→ WORK REQUIRED: Write out as a numbered list every line of the listing from the one containing "Detect and localize" up to and including the one containing "text: Hőmérséklet: (40, 276, 108, 287)". Leave out blank lines and pictures.

→ DATA FOR THIS EXERCISE:
++++++++++++++++++++

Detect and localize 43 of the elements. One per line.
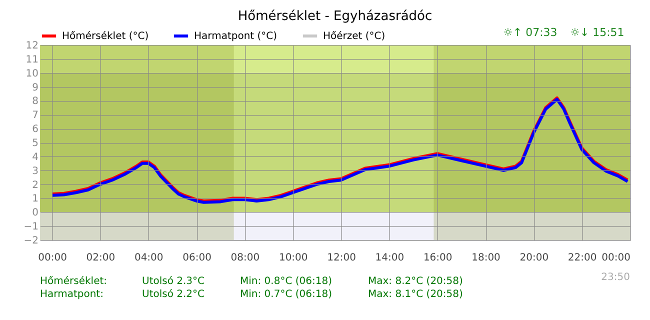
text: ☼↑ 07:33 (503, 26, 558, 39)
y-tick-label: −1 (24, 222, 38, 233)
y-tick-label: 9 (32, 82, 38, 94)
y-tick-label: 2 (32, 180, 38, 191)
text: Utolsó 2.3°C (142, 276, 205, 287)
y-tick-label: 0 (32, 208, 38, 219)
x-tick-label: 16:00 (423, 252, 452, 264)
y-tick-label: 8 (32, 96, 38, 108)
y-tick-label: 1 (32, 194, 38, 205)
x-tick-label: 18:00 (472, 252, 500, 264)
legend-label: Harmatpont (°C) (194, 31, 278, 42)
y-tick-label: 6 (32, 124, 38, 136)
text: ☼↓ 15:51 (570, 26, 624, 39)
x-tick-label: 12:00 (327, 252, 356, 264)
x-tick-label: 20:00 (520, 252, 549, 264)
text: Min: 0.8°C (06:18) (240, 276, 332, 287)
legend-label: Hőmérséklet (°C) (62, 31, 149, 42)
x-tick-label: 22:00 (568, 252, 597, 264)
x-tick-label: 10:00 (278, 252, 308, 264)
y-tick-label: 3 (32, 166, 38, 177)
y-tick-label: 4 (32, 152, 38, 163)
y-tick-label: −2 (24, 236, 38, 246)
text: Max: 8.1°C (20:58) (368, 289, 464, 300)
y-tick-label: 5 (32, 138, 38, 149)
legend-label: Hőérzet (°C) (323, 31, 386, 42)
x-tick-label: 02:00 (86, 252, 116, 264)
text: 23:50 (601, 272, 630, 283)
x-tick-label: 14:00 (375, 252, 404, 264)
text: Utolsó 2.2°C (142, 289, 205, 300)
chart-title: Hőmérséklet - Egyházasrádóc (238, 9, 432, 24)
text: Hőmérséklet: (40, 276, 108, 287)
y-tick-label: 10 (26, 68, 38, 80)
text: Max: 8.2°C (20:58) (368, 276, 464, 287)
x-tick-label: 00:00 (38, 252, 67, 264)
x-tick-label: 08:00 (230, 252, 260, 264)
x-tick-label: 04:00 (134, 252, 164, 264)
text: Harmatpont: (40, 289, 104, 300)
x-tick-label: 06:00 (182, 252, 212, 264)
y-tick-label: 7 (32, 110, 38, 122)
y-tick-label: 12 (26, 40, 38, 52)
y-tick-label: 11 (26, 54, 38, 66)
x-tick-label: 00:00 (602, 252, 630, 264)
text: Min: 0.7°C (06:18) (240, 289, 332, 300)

++++++++++++++++++++

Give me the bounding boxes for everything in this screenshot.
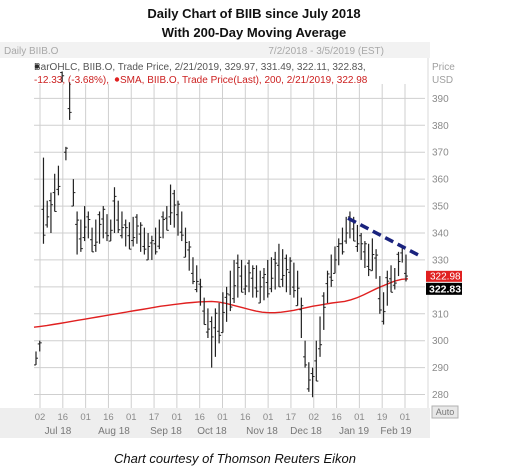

++++++++++++++++++++

→ ANSWER TO THIS EXERCISE:
1. Detect and localize 43 of the elements. One per line.
2. text: ☼↑ 07:33 (503, 26, 558, 39)
3. y-tick-label: −1 (24, 222, 38, 233)
4. y-tick-label: 9 (32, 82, 38, 94)
5. y-tick-label: 2 (32, 180, 38, 191)
6. text: Utolsó 2.3°C (142, 276, 205, 287)
7. y-tick-label: 0 (32, 208, 38, 219)
8. x-tick-label: 16:00 (423, 252, 452, 264)
9. y-tick-label: 8 (32, 96, 38, 108)
10. y-tick-label: 1 (32, 194, 38, 205)
11. x-tick-label: 18:00 (472, 252, 500, 264)
12. legend-label: Harmatpont (°C) (194, 31, 278, 42)
13. y-tick-label: 6 (32, 124, 38, 136)
14. text: ☼↓ 15:51 (570, 26, 624, 39)
15. x-tick-label: 12:00 (327, 252, 356, 264)
16. x-tick-label: 20:00 (520, 252, 549, 264)
17. text: Min: 0.8°C (06:18) (240, 276, 332, 287)
18. legend-label: Hőmérséklet (°C) (62, 31, 149, 42)
19. x-tick-label: 22:00 (568, 252, 597, 264)
20. x-tick-label: 10:00 (278, 252, 308, 264)
21. y-tick-label: 3 (32, 166, 38, 177)
22. y-tick-label: 4 (32, 152, 38, 163)
23. y-tick-label: −2 (24, 236, 38, 246)
24. text: Max: 8.1°C (20:58) (368, 289, 464, 300)
25. y-tick-label: 5 (32, 138, 38, 149)
26. legend-label: Hőérzet (°C) (323, 31, 386, 42)
27. x-tick-label: 02:00 (86, 252, 116, 264)
28. text: 23:50 (601, 272, 630, 283)
29. x-tick-label: 14:00 (375, 252, 404, 264)
30. text: Utolsó 2.2°C (142, 289, 205, 300)
31. chart-title: Hőmérséklet - Egyházasrádóc (238, 9, 432, 24)
32. text: Hőmérséklet: (40, 276, 108, 287)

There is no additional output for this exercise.